(Collected data entries)
## Start

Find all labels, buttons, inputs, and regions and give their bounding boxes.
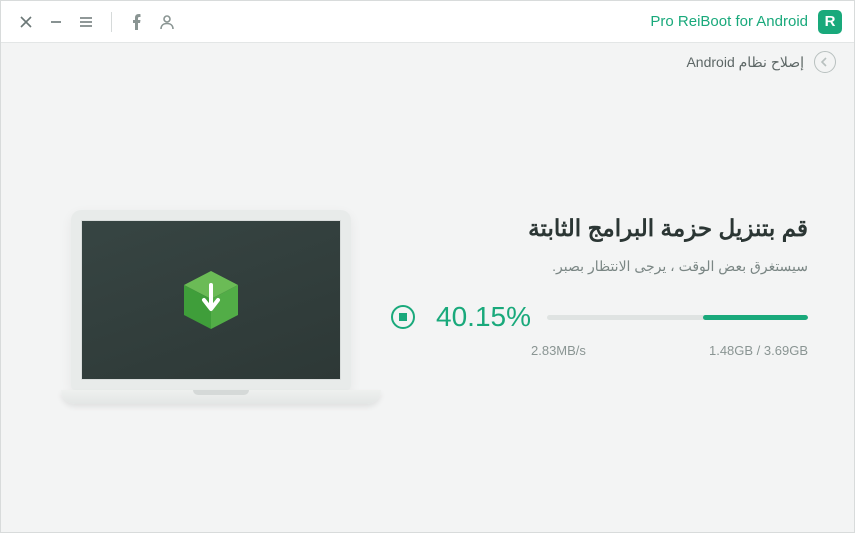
app-title: Pro ReiBoot for Android	[650, 13, 808, 30]
divider	[111, 12, 112, 32]
stop-button[interactable]	[391, 305, 415, 329]
laptop-screen	[71, 210, 351, 390]
stop-icon	[399, 313, 407, 321]
progress-percent: 40.15%	[431, 301, 531, 333]
page-heading: قم بتنزيل حزمة البرامج الثابتة	[391, 215, 808, 242]
back-button[interactable]	[814, 51, 836, 73]
download-box-icon	[176, 265, 246, 335]
laptop-illustration	[21, 210, 391, 404]
download-info: قم بتنزيل حزمة البرامج الثابتة سيستغرق ب…	[391, 215, 834, 398]
app-logo-icon: R	[818, 10, 842, 34]
breadcrumb: إصلاح نظام Android	[1, 43, 854, 81]
facebook-icon[interactable]	[124, 9, 150, 35]
progress-bar-wrap	[547, 315, 808, 320]
download-size: 1.48GB / 3.69GB	[709, 343, 808, 358]
minimize-button[interactable]	[43, 9, 69, 35]
titlebar: Pro ReiBoot for Android R	[1, 1, 854, 43]
page-subtext: سيستغرق بعض الوقت ، يرجى الانتظار بصبر.	[391, 258, 808, 275]
breadcrumb-label: إصلاح نظام Android	[686, 54, 804, 71]
download-stats: 2.83MB/s 1.48GB / 3.69GB	[391, 343, 808, 358]
close-button[interactable]	[13, 9, 39, 35]
download-speed: 2.83MB/s	[531, 343, 586, 358]
main-content: قم بتنزيل حزمة البرامج الثابتة سيستغرق ب…	[1, 81, 854, 532]
menu-button[interactable]	[73, 9, 99, 35]
progress-bar-fill	[703, 315, 808, 320]
progress-row: 40.15%	[391, 301, 808, 333]
account-icon[interactable]	[154, 9, 180, 35]
window-controls	[13, 9, 180, 35]
laptop-base	[61, 390, 381, 404]
progress-bar	[547, 315, 808, 320]
titlebar-brand: Pro ReiBoot for Android R	[650, 10, 842, 34]
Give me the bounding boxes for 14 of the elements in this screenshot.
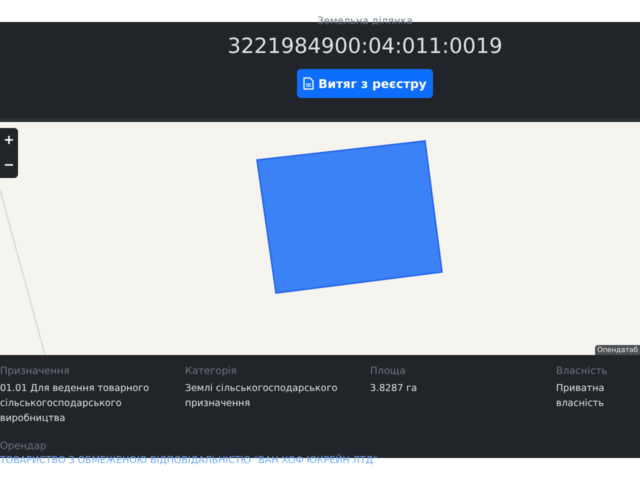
detail-label: Категорія	[185, 365, 238, 378]
detail-label: Власність	[556, 365, 608, 378]
pdf-file-icon	[303, 77, 314, 90]
detail-label: Площа	[370, 365, 407, 378]
detail-label: Призначення	[0, 365, 71, 378]
detail-value: Землі сільськогосподарського призначення	[185, 382, 338, 411]
detail-value: 01.01 Для ведення товарного сільськогосподарського виробництва	[0, 382, 150, 426]
land-parcel-polygon[interactable]	[256, 140, 444, 295]
cadastral-number: 3221984900:04:011:0019	[227, 33, 503, 59]
detail-value: Приватна власність	[556, 382, 606, 411]
tenant-label: Орендар	[0, 440, 48, 453]
detail-value: 3.8287 га	[370, 382, 418, 396]
extract-button[interactable]: Витяг з реєстру	[297, 69, 433, 98]
header-label: Земельна ділянка	[317, 17, 413, 27]
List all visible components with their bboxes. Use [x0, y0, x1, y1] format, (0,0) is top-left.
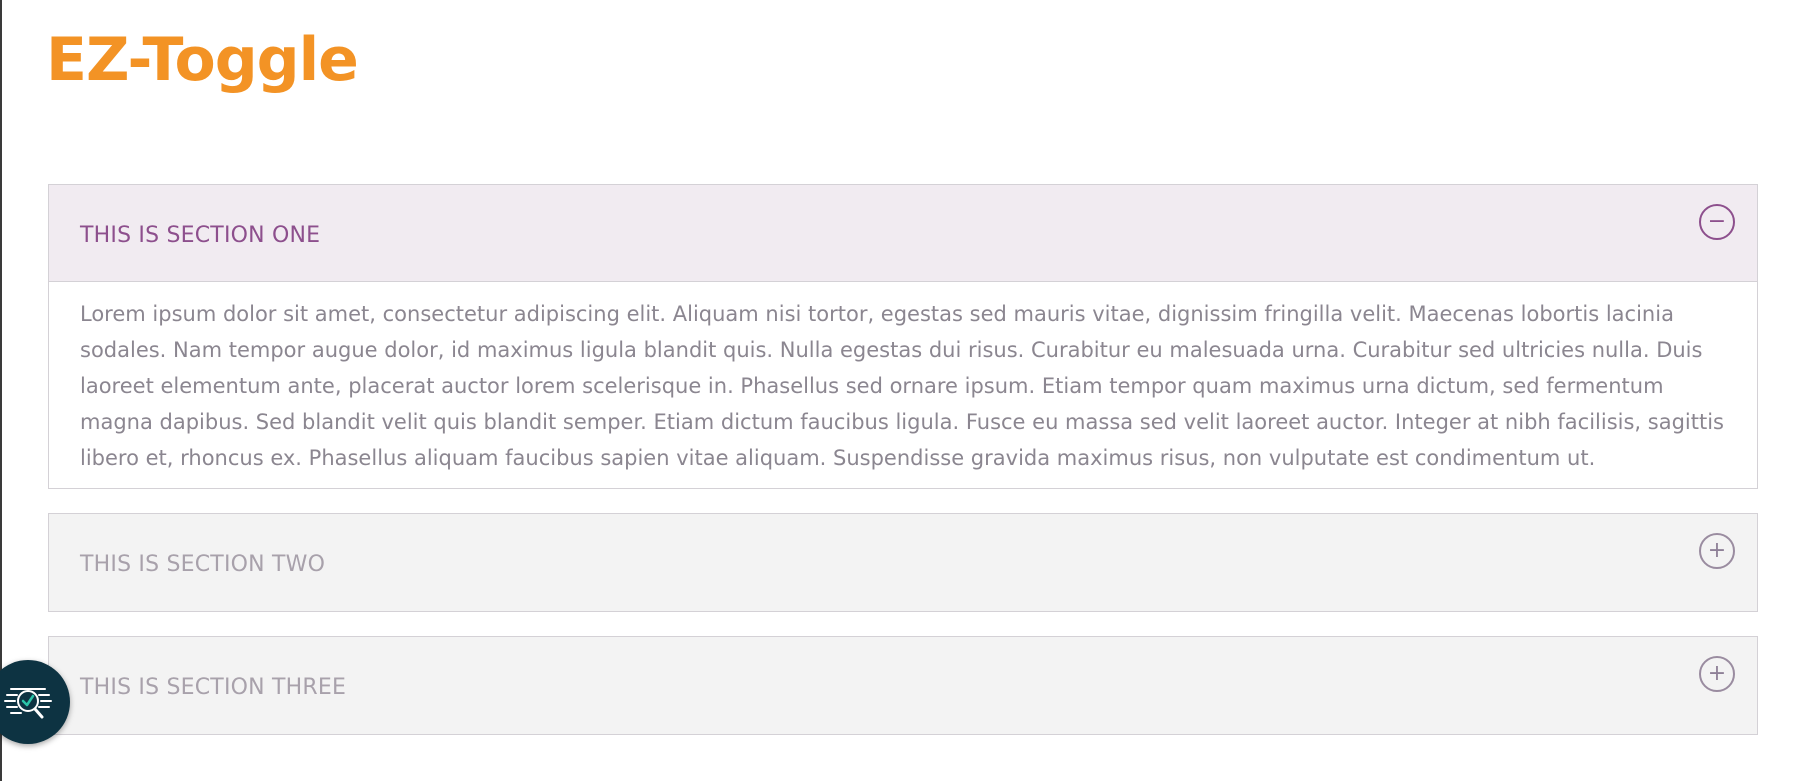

## End

# Exercise directions:
Can you format every line of the listing above as a Markdown table with a "Row" column for the line number and a "Line" column for its text? Skip any blank lines and leave the pictures out.

# Result:
| Row | Line |
|---|---|
| 1 | Find all labels, buttons, inputs, and regions and give their bounding boxes. |
| 2 | app-title: Pro ReiBoot for Android	[650, 13, 808, 30] |
| 3 | divider	[111, 12, 112, 32] |
| 4 | stop-button[interactable]	[391, 305, 415, 329] |
| 5 | laptop-screen	[71, 210, 351, 390] |
| 6 | stop-icon	[399, 313, 407, 321] |
| 7 | progress-percent: 40.15%	[431, 301, 531, 333] |
| 8 | page-heading: قم بتنزيل حزمة البرامج الثابتة	[391, 215, 808, 242] |
| 9 | back-button[interactable]	[814, 51, 836, 73] |
| 10 | download-box-icon	[176, 265, 246, 335] |
| 11 | laptop-illustration	[21, 210, 391, 404] |
| 12 | download-info: قم بتنزيل حزمة البرامج الثابتة سيستغرق ب…	[391, 215, 834, 398] |
| 13 | app-logo-icon: R	[818, 10, 842, 34] |
| 14 | breadcrumb: إصلاح نظام Android	[1, 43, 854, 81] |
| 15 | facebook-icon[interactable]	[124, 9, 150, 35] |
| 16 | progress-bar-wrap	[547, 315, 808, 320] |
| 17 | download-size: 1.48GB / 3.69GB	[709, 343, 808, 358] |
| 18 | minimize-button[interactable]	[43, 9, 69, 35] |
| 19 | titlebar: Pro ReiBoot for Android R	[1, 1, 854, 43] |
| 20 | page-subtext: سيستغرق بعض الوقت ، يرجى الانتظار بصبر.	[391, 258, 808, 275] |
| 21 | breadcrumb-label: إصلاح نظام Android	[686, 54, 804, 71] |
| 22 | download-stats: 2.83MB/s 1.48GB / 3.69GB	[391, 343, 808, 358] |
| 23 | close-button[interactable]	[13, 9, 39, 35] |
| 24 | download-speed: 2.83MB/s	[531, 343, 586, 358] |
| 25 | main-content: قم بتنزيل حزمة البرامج الثابتة سيستغرق ب…	[1, 81, 854, 532] |
| 26 | menu-button[interactable]	[73, 9, 99, 35] |
| 27 | progress-bar-fill	[703, 315, 808, 320] |
| 28 | progress-row: 40.15%	[391, 301, 808, 333] |
| 29 | account-icon[interactable]	[154, 9, 180, 35] |
| 30 | window-controls	[13, 9, 180, 35] |
| 31 | laptop-base	[61, 390, 381, 404] |
| 32 | progress-bar	[547, 315, 808, 320] |
| 33 | titlebar-brand: Pro ReiBoot for Android R	[650, 10, 842, 34] |
| 34 | Give me the bounding boxes for 14 of the elements in this screenshot. |
| 35 | detail-label: Категорія	[185, 365, 238, 378] |
| 36 | detail-label: Власність	[556, 365, 608, 378] |
| 37 | pdf-file-icon	[303, 77, 314, 90] |
| 38 | detail-label: Площа	[370, 365, 407, 378] |
| 39 | detail-label: Призначення	[0, 365, 71, 378] |
| 40 | detail-value: Землі сільськогосподарського призначення	[185, 382, 338, 411] |
| 41 | detail-value: 01.01 Для ведення товарного сільськогосподарського виробництва	[0, 382, 150, 426] |
| 42 | land-parcel-polygon[interactable]	[256, 140, 444, 295] |
| 43 | cadastral-number: 3221984900:04:011:0019	[227, 33, 503, 59] |
| 44 | detail-value: Приватна власність	[556, 382, 606, 411] |
| 45 | tenant-label: Орендар	[0, 440, 48, 453] |
| 46 | detail-value: 3.8287 га	[370, 382, 418, 396] |
| 47 | extract-button[interactable]: Витяг з реєстру	[297, 69, 433, 98] |
| 48 | header-label: Земельна ділянка	[317, 17, 413, 27] |
| 49 | List all visible components with their bboxes. Use [x0, y0, x1, y1] format, (0,0) is top-left. |